What is asked – Take the material and output all of it exactly.

++++++

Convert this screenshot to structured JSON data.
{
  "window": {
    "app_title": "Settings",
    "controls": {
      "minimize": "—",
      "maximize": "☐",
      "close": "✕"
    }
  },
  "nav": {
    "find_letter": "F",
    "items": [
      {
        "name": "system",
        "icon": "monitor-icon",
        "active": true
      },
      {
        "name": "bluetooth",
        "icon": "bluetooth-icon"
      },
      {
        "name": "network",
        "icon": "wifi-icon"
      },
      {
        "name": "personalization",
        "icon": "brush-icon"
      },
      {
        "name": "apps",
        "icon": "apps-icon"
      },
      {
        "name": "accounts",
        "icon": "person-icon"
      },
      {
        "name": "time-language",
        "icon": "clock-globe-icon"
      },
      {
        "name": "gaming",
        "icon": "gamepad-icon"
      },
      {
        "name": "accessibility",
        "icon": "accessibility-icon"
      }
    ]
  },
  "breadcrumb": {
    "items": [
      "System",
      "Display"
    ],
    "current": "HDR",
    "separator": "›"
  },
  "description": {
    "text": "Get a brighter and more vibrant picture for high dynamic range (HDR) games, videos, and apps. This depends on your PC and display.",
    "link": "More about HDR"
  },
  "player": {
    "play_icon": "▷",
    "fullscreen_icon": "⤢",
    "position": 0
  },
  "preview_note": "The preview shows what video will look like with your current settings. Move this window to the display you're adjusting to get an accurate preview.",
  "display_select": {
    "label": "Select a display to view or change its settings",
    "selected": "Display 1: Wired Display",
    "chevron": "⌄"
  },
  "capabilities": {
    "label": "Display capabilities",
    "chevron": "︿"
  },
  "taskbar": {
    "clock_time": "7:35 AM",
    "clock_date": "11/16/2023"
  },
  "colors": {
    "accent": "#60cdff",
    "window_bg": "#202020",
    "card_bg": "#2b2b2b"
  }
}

++++++

Response to the exercise –
Convert this screenshot to structured JSON data.
{
  "window": {
    "app_title": "Settings",
    "controls": {
      "minimize": "—",
      "maximize": "☐",
      "close": "✕"
    }
  },
  "nav": {
    "find_letter": "F",
    "items": [
      {
        "name": "system",
        "icon": "monitor-icon",
        "active": true
      },
      {
        "name": "bluetooth",
        "icon": "bluetooth-icon"
      },
      {
        "name": "network",
        "icon": "wifi-icon"
      },
      {
        "name": "personalization",
        "icon": "brush-icon"
      },
      {
        "name": "apps",
        "icon": "apps-icon"
      },
      {
        "name": "accounts",
        "icon": "person-icon"
      },
      {
        "name": "time-language",
        "icon": "clock-globe-icon"
      },
      {
        "name": "gaming",
        "icon": "gamepad-icon"
      },
      {
        "name": "accessibility",
        "icon": "accessibility-icon"
      }
    ]
  },
  "breadcrumb": {
    "items": [
      "System",
      "Display"
    ],
    "current": "HDR",
    "separator": "›"
  },
  "description": {
    "text": "Get a brighter and more vibrant picture for high dynamic range (HDR) games, videos, and apps. This depends on your PC and display.",
    "link": "More about HDR"
  },
  "player": {
    "play_icon": "▷",
    "fullscreen_icon": "⤢",
    "position": 0
  },
  "preview_note": "The preview shows what video will look like with your current settings. Move this window to the display you're adjusting to get an accurate preview.",
  "display_select": {
    "label": "Select a display to view or change its settings",
    "selected": "Display 1: Wired Display",
    "chevron": "⌄"
  },
  "capabilities": {
    "label": "Display capabilities",
    "chevron": "︿"
  },
  "taskbar": {
    "clock_time": "7:35 AM",
    "clock_date": "11/16/2023"
  },
  "colors": {
    "accent": "#60cdff",
    "window_bg": "#202020",
    "card_bg": "#2b2b2b"
  }
}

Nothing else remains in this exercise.